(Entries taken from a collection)

** START **

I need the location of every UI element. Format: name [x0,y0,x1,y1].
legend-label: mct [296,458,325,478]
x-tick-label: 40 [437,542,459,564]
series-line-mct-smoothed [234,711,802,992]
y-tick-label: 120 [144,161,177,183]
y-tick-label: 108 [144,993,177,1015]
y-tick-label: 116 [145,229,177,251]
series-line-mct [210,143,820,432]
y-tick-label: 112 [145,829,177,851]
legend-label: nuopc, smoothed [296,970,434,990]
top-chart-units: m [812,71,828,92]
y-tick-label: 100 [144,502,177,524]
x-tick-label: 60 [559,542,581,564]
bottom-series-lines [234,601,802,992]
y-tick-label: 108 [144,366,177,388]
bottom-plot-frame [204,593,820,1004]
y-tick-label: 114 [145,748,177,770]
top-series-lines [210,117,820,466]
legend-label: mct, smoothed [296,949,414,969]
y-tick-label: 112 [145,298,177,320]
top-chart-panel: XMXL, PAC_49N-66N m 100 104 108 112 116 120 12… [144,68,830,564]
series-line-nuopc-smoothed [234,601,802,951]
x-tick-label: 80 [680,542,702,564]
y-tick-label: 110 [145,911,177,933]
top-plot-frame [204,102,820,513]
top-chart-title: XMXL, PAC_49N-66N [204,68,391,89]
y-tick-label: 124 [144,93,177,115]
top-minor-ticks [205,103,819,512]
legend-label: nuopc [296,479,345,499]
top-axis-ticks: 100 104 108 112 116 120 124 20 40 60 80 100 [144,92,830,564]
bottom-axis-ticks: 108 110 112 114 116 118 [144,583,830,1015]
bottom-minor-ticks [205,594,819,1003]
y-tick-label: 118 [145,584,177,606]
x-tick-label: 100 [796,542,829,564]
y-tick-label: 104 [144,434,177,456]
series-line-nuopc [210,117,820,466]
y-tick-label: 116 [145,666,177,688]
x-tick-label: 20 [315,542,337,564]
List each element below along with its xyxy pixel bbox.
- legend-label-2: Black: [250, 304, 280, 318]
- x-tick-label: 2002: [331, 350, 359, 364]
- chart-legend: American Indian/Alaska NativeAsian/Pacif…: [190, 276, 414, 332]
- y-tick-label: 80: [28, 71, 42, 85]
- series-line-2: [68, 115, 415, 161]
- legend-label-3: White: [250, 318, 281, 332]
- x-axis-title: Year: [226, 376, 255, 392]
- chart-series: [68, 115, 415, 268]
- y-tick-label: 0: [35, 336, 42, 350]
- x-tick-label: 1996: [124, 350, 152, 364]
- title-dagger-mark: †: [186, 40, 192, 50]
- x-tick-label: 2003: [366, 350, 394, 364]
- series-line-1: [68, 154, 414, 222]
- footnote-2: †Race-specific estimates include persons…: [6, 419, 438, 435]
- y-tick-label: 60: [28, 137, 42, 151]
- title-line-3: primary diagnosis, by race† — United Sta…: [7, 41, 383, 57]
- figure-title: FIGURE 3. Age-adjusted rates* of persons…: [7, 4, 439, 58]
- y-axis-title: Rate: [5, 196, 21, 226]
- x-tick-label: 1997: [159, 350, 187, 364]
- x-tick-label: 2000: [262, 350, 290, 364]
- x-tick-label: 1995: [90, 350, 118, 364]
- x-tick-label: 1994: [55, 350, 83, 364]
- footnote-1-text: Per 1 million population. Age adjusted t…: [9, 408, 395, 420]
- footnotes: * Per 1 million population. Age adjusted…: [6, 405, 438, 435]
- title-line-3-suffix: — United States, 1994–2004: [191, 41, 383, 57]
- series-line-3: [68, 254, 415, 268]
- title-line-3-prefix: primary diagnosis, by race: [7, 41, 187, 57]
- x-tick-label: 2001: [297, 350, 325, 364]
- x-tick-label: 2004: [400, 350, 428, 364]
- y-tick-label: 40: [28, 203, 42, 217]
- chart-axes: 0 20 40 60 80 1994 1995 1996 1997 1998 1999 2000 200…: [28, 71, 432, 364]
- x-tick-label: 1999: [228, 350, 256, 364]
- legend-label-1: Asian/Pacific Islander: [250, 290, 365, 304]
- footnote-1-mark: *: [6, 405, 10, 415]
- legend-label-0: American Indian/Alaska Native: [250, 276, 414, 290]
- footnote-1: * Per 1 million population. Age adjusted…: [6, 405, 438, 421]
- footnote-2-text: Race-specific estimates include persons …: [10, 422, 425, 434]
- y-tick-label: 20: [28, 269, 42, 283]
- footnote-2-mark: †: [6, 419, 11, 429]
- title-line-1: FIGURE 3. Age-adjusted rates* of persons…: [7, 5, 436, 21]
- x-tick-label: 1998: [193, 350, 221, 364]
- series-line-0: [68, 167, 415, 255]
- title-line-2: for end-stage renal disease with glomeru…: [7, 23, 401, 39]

** END **

### REQUIRED WORK
Swap each "x-tick-label" in the lines above for "horizontal-tick-label" and leave everything else unchanged.

### SOLUTION FOR THIS TASK
I need the location of every UI element. Format: name [x0,y0,x1,y1].
legend-label: mct [296,458,325,478]
horizontal-tick-label: 40 [437,542,459,564]
series-line-mct-smoothed [234,711,802,992]
y-tick-label: 120 [144,161,177,183]
y-tick-label: 108 [144,993,177,1015]
y-tick-label: 116 [145,229,177,251]
series-line-mct [210,143,820,432]
y-tick-label: 112 [145,829,177,851]
legend-label: nuopc, smoothed [296,970,434,990]
top-chart-units: m [812,71,828,92]
y-tick-label: 100 [144,502,177,524]
horizontal-tick-label: 60 [559,542,581,564]
bottom-series-lines [234,601,802,992]
y-tick-label: 108 [144,366,177,388]
bottom-plot-frame [204,593,820,1004]
y-tick-label: 114 [145,748,177,770]
top-series-lines [210,117,820,466]
legend-label: mct, smoothed [296,949,414,969]
y-tick-label: 112 [145,298,177,320]
top-chart-panel: XMXL, PAC_49N-66N m 100 104 108 112 116 120 12… [144,68,830,564]
series-line-nuopc-smoothed [234,601,802,951]
horizontal-tick-label: 80 [680,542,702,564]
y-tick-label: 110 [145,911,177,933]
top-plot-frame [204,102,820,513]
top-chart-title: XMXL, PAC_49N-66N [204,68,391,89]
y-tick-label: 124 [144,93,177,115]
top-minor-ticks [205,103,819,512]
legend-label: nuopc [296,479,345,499]
top-axis-ticks: 100 104 108 112 116 120 124 20 40 60 80 100 [144,92,830,564]
bottom-axis-ticks: 108 110 112 114 116 118 [144,583,830,1015]
bottom-minor-ticks [205,594,819,1003]
y-tick-label: 118 [145,584,177,606]
horizontal-tick-label: 100 [796,542,829,564]
y-tick-label: 104 [144,434,177,456]
series-line-nuopc [210,117,820,466]
y-tick-label: 116 [145,666,177,688]
horizontal-tick-label: 20 [315,542,337,564]
List each element below along with its xyxy pixel bbox.
- legend-label-2: Black: [250, 304, 280, 318]
- horizontal-tick-label: 2002: [331, 350, 359, 364]
- chart-legend: American Indian/Alaska NativeAsian/Pacif…: [190, 276, 414, 332]
- y-tick-label: 80: [28, 71, 42, 85]
- series-line-2: [68, 115, 415, 161]
- legend-label-3: White: [250, 318, 281, 332]
- x-axis-title: Year: [226, 376, 255, 392]
- chart-series: [68, 115, 415, 268]
- y-tick-label: 0: [35, 336, 42, 350]
- horizontal-tick-label: 1996: [124, 350, 152, 364]
- title-dagger-mark: †: [186, 40, 192, 50]
- horizontal-tick-label: 2003: [366, 350, 394, 364]
- series-line-1: [68, 154, 414, 222]
- footnote-2: †Race-specific estimates include persons…: [6, 419, 438, 435]
- y-tick-label: 60: [28, 137, 42, 151]
- title-line-3: primary diagnosis, by race† — United Sta…: [7, 41, 383, 57]
- figure-title: FIGURE 3. Age-adjusted rates* of persons…: [7, 4, 439, 58]
- y-axis-title: Rate: [5, 196, 21, 226]
- horizontal-tick-label: 1997: [159, 350, 187, 364]
- horizontal-tick-label: 2000: [262, 350, 290, 364]
- horizontal-tick-label: 1995: [90, 350, 118, 364]
- horizontal-tick-label: 1994: [55, 350, 83, 364]
- footnote-1-text: Per 1 million population. Age adjusted t…: [9, 408, 395, 420]
- footnotes: * Per 1 million population. Age adjusted…: [6, 405, 438, 435]
- title-line-3-suffix: — United States, 1994–2004: [191, 41, 383, 57]
- series-line-3: [68, 254, 415, 268]
- title-line-3-prefix: primary diagnosis, by race: [7, 41, 187, 57]
- horizontal-tick-label: 2001: [297, 350, 325, 364]
- horizontal-tick-label: 2004: [400, 350, 428, 364]
- y-tick-label: 40: [28, 203, 42, 217]
- chart-axes: 0 20 40 60 80 1994 1995 1996 1997 1998 1999 2000 200…: [28, 71, 432, 364]
- horizontal-tick-label: 1999: [228, 350, 256, 364]
- legend-label-1: Asian/Pacific Islander: [250, 290, 365, 304]
- footnote-1-mark: *: [6, 405, 10, 415]
- legend-label-0: American Indian/Alaska Native: [250, 276, 414, 290]
- footnote-1: * Per 1 million population. Age adjusted…: [6, 405, 438, 421]
- footnote-2-text: Race-specific estimates include persons …: [10, 422, 425, 434]
- y-tick-label: 20: [28, 269, 42, 283]
- footnote-2-mark: †: [6, 419, 11, 429]
- title-line-1: FIGURE 3. Age-adjusted rates* of persons…: [7, 5, 436, 21]
- horizontal-tick-label: 1998: [193, 350, 221, 364]
- series-line-0: [68, 167, 415, 255]
- title-line-2: for end-stage renal disease with glomeru…: [7, 23, 401, 39]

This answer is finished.